▸ **Request**
Print out each record below, unaltered and complete, without its images.

▸ **Records supplied**
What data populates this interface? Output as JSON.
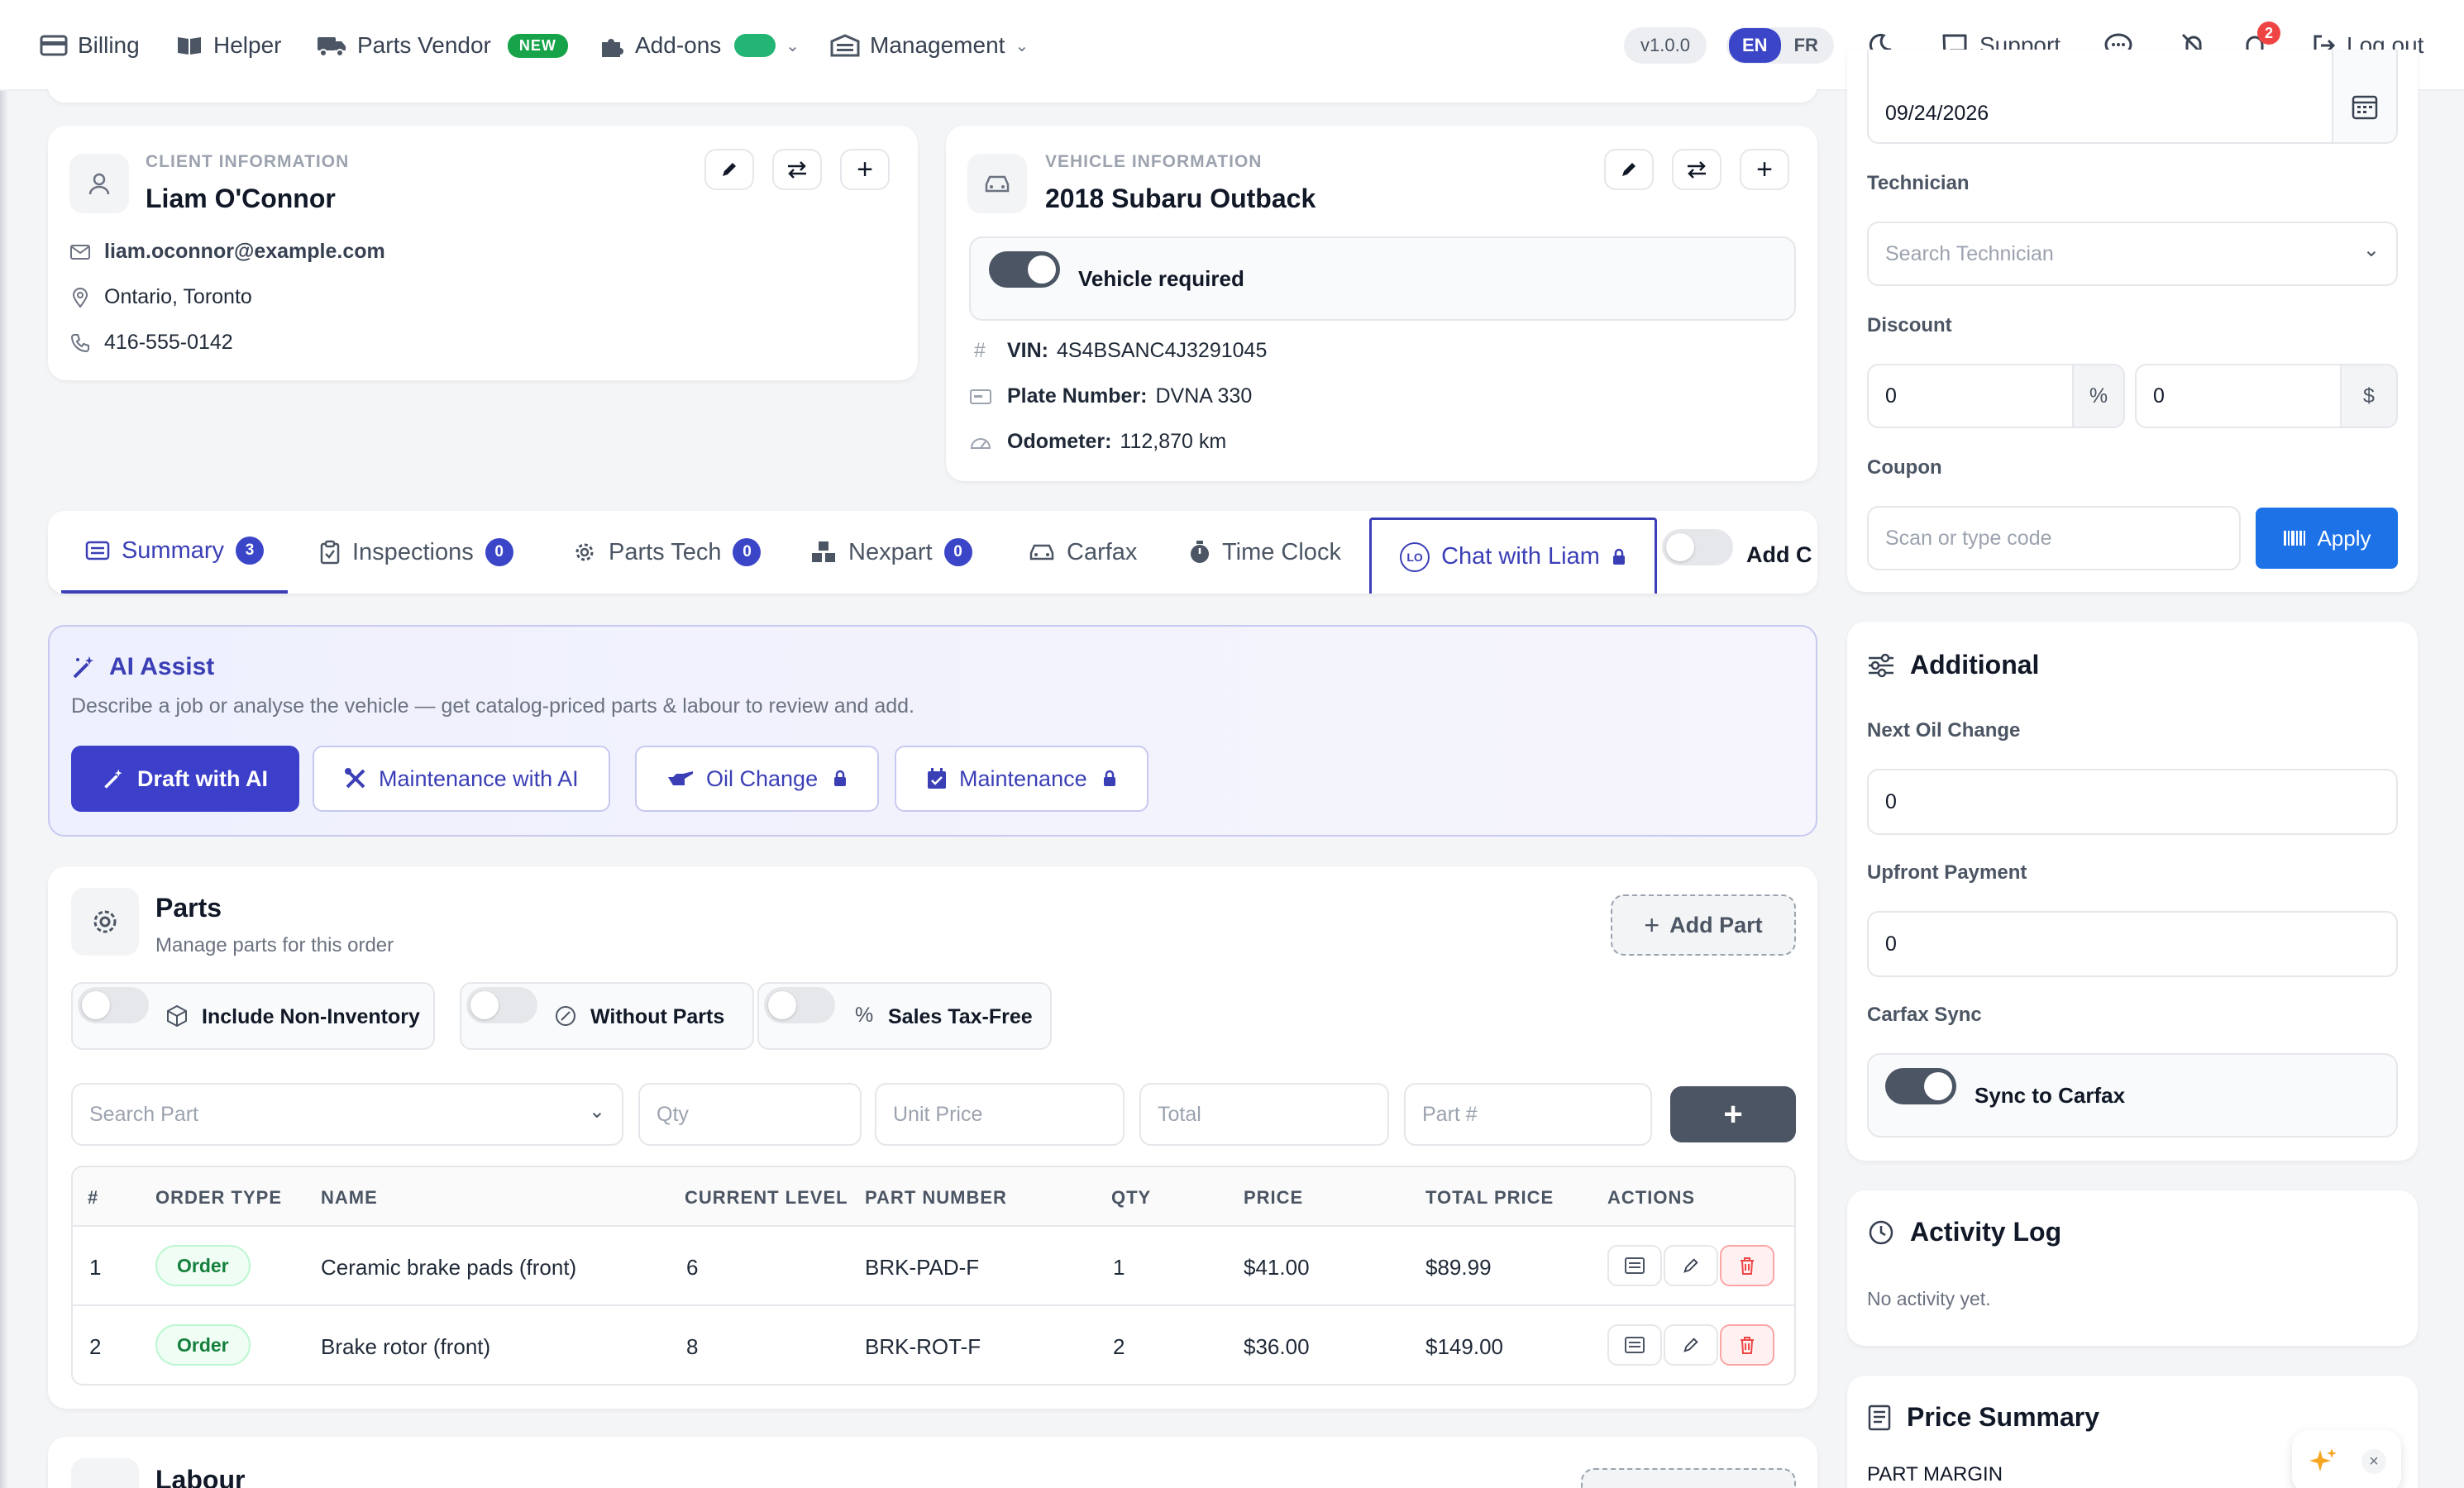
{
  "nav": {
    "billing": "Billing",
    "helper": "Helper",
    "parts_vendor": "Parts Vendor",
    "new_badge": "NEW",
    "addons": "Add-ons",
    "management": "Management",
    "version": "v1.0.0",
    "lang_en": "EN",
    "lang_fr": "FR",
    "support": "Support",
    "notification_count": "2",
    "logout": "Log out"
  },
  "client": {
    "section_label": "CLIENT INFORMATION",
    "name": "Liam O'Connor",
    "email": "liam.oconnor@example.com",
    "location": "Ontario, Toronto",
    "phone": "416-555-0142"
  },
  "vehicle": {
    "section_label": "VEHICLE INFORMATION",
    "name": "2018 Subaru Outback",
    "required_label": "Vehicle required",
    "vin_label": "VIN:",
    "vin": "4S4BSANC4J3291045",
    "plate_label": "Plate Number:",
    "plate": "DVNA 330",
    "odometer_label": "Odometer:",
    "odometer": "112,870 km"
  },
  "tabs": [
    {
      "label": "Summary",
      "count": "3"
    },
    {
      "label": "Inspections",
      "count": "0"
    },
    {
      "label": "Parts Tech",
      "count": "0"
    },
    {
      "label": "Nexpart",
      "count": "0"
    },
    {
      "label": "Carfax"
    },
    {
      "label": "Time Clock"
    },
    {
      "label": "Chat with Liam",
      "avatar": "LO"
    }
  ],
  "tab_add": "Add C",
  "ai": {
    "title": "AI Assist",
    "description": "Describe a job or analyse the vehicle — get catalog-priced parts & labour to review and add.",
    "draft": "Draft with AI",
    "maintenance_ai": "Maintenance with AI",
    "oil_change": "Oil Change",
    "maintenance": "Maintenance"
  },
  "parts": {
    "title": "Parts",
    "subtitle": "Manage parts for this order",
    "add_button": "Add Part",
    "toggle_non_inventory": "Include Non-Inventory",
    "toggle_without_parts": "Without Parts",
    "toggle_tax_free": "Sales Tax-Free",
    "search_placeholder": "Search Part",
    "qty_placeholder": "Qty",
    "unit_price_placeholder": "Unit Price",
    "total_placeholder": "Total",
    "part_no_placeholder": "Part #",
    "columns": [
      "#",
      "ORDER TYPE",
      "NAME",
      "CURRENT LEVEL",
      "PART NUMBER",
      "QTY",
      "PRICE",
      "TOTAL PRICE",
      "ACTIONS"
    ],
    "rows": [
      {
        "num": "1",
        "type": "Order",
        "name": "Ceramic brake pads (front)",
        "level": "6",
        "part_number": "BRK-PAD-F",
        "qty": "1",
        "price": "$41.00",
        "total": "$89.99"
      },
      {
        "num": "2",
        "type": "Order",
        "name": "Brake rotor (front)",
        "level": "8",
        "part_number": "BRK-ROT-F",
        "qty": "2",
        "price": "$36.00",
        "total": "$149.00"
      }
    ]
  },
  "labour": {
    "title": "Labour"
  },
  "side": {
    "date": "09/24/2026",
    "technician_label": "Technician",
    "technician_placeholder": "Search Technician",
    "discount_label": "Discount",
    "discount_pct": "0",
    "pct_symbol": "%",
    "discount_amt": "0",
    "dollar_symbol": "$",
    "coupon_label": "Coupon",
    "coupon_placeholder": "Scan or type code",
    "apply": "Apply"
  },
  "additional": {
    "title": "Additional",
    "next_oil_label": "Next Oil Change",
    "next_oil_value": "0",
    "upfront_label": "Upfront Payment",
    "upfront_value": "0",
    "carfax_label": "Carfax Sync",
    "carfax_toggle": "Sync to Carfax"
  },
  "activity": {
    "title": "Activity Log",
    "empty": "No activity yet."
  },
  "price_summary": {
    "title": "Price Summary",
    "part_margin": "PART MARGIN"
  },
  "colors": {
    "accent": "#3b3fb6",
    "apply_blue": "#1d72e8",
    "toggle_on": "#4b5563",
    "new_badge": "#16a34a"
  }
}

▸ **Task result**
What data populates this interface? Output as JSON.
{
  "nav": {
    "billing": "Billing",
    "helper": "Helper",
    "parts_vendor": "Parts Vendor",
    "new_badge": "NEW",
    "addons": "Add-ons",
    "management": "Management",
    "version": "v1.0.0",
    "lang_en": "EN",
    "lang_fr": "FR",
    "support": "Support",
    "notification_count": "2",
    "logout": "Log out"
  },
  "client": {
    "section_label": "CLIENT INFORMATION",
    "name": "Liam O'Connor",
    "email": "liam.oconnor@example.com",
    "location": "Ontario, Toronto",
    "phone": "416-555-0142"
  },
  "vehicle": {
    "section_label": "VEHICLE INFORMATION",
    "name": "2018 Subaru Outback",
    "required_label": "Vehicle required",
    "vin_label": "VIN:",
    "vin": "4S4BSANC4J3291045",
    "plate_label": "Plate Number:",
    "plate": "DVNA 330",
    "odometer_label": "Odometer:",
    "odometer": "112,870 km"
  },
  "tabs": [
    {
      "label": "Summary",
      "count": "3"
    },
    {
      "label": "Inspections",
      "count": "0"
    },
    {
      "label": "Parts Tech",
      "count": "0"
    },
    {
      "label": "Nexpart",
      "count": "0"
    },
    {
      "label": "Carfax"
    },
    {
      "label": "Time Clock"
    },
    {
      "label": "Chat with Liam",
      "avatar": "LO"
    }
  ],
  "tab_add": "Add C",
  "ai": {
    "title": "AI Assist",
    "description": "Describe a job or analyse the vehicle — get catalog-priced parts & labour to review and add.",
    "draft": "Draft with AI",
    "maintenance_ai": "Maintenance with AI",
    "oil_change": "Oil Change",
    "maintenance": "Maintenance"
  },
  "parts": {
    "title": "Parts",
    "subtitle": "Manage parts for this order",
    "add_button": "Add Part",
    "toggle_non_inventory": "Include Non-Inventory",
    "toggle_without_parts": "Without Parts",
    "toggle_tax_free": "Sales Tax-Free",
    "search_placeholder": "Search Part",
    "qty_placeholder": "Qty",
    "unit_price_placeholder": "Unit Price",
    "total_placeholder": "Total",
    "part_no_placeholder": "Part #",
    "columns": [
      "#",
      "ORDER TYPE",
      "NAME",
      "CURRENT LEVEL",
      "PART NUMBER",
      "QTY",
      "PRICE",
      "TOTAL PRICE",
      "ACTIONS"
    ],
    "rows": [
      {
        "num": "1",
        "type": "Order",
        "name": "Ceramic brake pads (front)",
        "level": "6",
        "part_number": "BRK-PAD-F",
        "qty": "1",
        "price": "$41.00",
        "total": "$89.99"
      },
      {
        "num": "2",
        "type": "Order",
        "name": "Brake rotor (front)",
        "level": "8",
        "part_number": "BRK-ROT-F",
        "qty": "2",
        "price": "$36.00",
        "total": "$149.00"
      }
    ]
  },
  "labour": {
    "title": "Labour"
  },
  "side": {
    "date": "09/24/2026",
    "technician_label": "Technician",
    "technician_placeholder": "Search Technician",
    "discount_label": "Discount",
    "discount_pct": "0",
    "pct_symbol": "%",
    "discount_amt": "0",
    "dollar_symbol": "$",
    "coupon_label": "Coupon",
    "coupon_placeholder": "Scan or type code",
    "apply": "Apply"
  },
  "additional": {
    "title": "Additional",
    "next_oil_label": "Next Oil Change",
    "next_oil_value": "0",
    "upfront_label": "Upfront Payment",
    "upfront_value": "0",
    "carfax_label": "Carfax Sync",
    "carfax_toggle": "Sync to Carfax"
  },
  "activity": {
    "title": "Activity Log",
    "empty": "No activity yet."
  },
  "price_summary": {
    "title": "Price Summary",
    "part_margin": "PART MARGIN"
  },
  "colors": {
    "accent": "#3b3fb6",
    "apply_blue": "#1d72e8",
    "toggle_on": "#4b5563",
    "new_badge": "#16a34a"
  }
}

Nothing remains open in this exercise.